▶ **What you have to do**
Output all of the entries exactly as written.

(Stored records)
◆ ◆ ◆ ◆ ◆ ◆ ◆

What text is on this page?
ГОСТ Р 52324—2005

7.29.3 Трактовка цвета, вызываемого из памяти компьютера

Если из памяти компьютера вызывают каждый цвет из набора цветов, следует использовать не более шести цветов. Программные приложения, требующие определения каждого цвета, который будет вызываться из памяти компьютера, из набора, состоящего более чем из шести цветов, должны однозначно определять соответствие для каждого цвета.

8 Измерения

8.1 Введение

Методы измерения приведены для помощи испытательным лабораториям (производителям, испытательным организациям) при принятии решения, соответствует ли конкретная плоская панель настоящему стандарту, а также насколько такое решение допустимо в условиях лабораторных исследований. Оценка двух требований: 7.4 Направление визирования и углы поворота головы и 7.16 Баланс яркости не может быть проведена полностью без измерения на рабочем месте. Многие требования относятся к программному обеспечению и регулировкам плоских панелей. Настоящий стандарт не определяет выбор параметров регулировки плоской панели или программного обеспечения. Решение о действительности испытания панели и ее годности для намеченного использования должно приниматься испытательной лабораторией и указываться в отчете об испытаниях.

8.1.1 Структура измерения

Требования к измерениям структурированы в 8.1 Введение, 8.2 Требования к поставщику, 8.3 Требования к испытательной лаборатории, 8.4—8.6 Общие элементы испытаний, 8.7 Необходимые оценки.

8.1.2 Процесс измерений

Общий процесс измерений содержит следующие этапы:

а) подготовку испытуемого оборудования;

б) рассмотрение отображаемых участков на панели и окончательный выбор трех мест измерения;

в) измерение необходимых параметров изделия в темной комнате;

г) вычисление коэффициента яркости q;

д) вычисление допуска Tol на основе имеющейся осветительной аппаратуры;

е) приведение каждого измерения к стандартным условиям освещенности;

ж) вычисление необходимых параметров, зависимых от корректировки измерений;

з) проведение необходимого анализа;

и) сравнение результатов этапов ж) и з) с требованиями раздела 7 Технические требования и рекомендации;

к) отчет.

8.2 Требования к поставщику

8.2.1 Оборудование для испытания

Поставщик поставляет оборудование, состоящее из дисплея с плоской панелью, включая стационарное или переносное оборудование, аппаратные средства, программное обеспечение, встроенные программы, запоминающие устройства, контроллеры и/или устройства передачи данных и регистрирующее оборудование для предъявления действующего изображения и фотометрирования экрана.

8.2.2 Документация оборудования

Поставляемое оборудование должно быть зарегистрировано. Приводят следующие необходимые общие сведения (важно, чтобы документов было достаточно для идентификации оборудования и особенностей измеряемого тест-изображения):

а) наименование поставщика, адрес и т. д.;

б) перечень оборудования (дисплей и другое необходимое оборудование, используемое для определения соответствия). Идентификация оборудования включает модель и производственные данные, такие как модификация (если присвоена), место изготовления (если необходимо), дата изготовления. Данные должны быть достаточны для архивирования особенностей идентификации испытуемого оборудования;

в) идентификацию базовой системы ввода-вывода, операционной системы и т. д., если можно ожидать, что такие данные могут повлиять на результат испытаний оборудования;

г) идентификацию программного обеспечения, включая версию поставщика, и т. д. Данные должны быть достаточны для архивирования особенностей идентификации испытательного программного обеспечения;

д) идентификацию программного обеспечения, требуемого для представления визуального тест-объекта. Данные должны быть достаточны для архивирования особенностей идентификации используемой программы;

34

◆ ◆ ◆ ◆ ◆ ◆ ◆

▶ **Solution**
What text is on this page?
ГОСТ Р 52324—2005

7.29.3 Трактовка цвета, вызываемого из памяти компьютера

Если из памяти компьютера вызывают каждый цвет из набора цветов, следует использовать не более шести цветов. Программные приложения, требующие определения каждого цвета, который будет вызываться из памяти компьютера, из набора, состоящего более чем из шести цветов, должны однозначно определять соответствие для каждого цвета.

8 Измерения

8.1 Введение

Методы измерения приведены для помощи испытательным лабораториям (производителям, испытательным организациям) при принятии решения, соответствует ли конкретная плоская панель настоящему стандарту, а также насколько такое решение допустимо в условиях лабораторных исследований. Оценка двух требований: 7.4 Направление визирования и углы поворота головы и 7.16 Баланс яркости не может быть проведена полностью без измерения на рабочем месте. Многие требования относятся к программному обеспечению и регулировкам плоских панелей. Настоящий стандарт не определяет выбор параметров регулировки плоской панели или программного обеспечения. Решение о действительности испытания панели и ее годности для намеченного использования должно приниматься испытательной лабораторией и указываться в отчете об испытаниях.

8.1.1 Структура измерения

Требования к измерениям структурированы в 8.1 Введение, 8.2 Требования к поставщику, 8.3 Требования к испытательной лаборатории, 8.4—8.6 Общие элементы испытаний, 8.7 Необходимые оценки.

8.1.2 Процесс измерений

Общий процесс измерений содержит следующие этапы:

а) подготовку испытуемого оборудования;

б) рассмотрение отображаемых участков на панели и окончательный выбор трех мест измерения;

в) измерение необходимых параметров изделия в темной комнате;

г) вычисление коэффициента яркости q;

д) вычисление допуска Tol на основе имеющейся осветительной аппаратуры;

е) приведение каждого измерения к стандартным условиям освещенности;

ж) вычисление необходимых параметров, зависимых от корректировки измерений;

з) проведение необходимого анализа;

и) сравнение результатов этапов ж) и з) с требованиями раздела 7 Технические требования и рекомендации;

к) отчет.

8.2 Требования к поставщику

8.2.1 Оборудование для испытания

Поставщик поставляет оборудование, состоящее из дисплея с плоской панелью, включая стационарное или переносное оборудование, аппаратные средства, программное обеспечение, встроенные программы, запоминающие устройства, контроллеры и/или устройства передачи данных и регистрирующее оборудование для предъявления действующего изображения и фотометрирования экрана.

8.2.2 Документация оборудования

Поставляемое оборудование должно быть зарегистрировано. Приводят следующие необходимые общие сведения (важно, чтобы документов было достаточно для идентификации оборудования и особенностей измеряемого тест-изображения):

а) наименование поставщика, адрес и т. д.;

б) перечень оборудования (дисплей и другое необходимое оборудование, используемое для определения соответствия). Идентификация оборудования включает модель и производственные данные, такие как модификация (если присвоена), место изготовления (если необходимо), дата изготовления. Данные должны быть достаточны для архивирования особенностей идентификации испытуемого оборудования;

в) идентификацию базовой системы ввода-вывода, операционной системы и т. д., если можно ожидать, что такие данные могут повлиять на результат испытаний оборудования;

г) идентификацию программного обеспечения, включая версию поставщика, и т. д. Данные должны быть достаточны для архивирования особенностей идентификации испытательного программного обеспечения;

д) идентификацию программного обеспечения, требуемого для представления визуального тест-объекта. Данные должны быть достаточны для архивирования особенностей идентификации используемой программы;

34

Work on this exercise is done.